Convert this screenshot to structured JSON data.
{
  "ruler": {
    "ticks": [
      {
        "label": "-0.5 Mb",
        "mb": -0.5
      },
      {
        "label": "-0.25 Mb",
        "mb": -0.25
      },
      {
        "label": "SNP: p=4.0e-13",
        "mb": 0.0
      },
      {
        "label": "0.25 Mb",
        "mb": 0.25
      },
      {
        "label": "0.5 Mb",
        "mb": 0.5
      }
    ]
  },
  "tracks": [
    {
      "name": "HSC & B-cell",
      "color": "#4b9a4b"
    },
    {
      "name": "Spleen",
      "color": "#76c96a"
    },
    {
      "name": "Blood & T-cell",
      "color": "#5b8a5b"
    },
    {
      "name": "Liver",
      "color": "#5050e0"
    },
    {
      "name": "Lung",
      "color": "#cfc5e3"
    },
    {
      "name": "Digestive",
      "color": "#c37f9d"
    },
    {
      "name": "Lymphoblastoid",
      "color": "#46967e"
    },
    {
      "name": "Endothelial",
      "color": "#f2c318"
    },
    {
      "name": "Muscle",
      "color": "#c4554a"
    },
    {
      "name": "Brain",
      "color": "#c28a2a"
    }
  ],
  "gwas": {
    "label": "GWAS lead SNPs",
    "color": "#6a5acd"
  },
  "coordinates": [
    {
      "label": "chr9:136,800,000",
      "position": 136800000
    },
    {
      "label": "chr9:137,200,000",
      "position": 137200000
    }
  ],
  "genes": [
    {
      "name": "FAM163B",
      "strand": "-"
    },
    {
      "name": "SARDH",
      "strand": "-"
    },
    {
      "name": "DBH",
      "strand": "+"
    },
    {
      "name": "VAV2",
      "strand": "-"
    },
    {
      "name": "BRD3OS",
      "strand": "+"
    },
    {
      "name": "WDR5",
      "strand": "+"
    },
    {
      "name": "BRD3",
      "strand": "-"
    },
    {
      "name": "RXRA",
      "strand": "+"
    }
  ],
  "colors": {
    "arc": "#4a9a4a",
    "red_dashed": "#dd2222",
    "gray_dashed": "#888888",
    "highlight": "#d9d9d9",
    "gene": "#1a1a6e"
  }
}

What to work on:
For each line in the data that contains the string "label", give a copy of that line.

Exercise output:
        "label": "-0.5 Mb",
        "label": "-0.25 Mb",
        "label": "SNP: p=4.0e-13",
        "label": "0.25 Mb",
        "label": "0.5 Mb",
    "label": "GWAS lead SNPs",
      "label": "chr9:136,800,000",
      "label": "chr9:137,200,000",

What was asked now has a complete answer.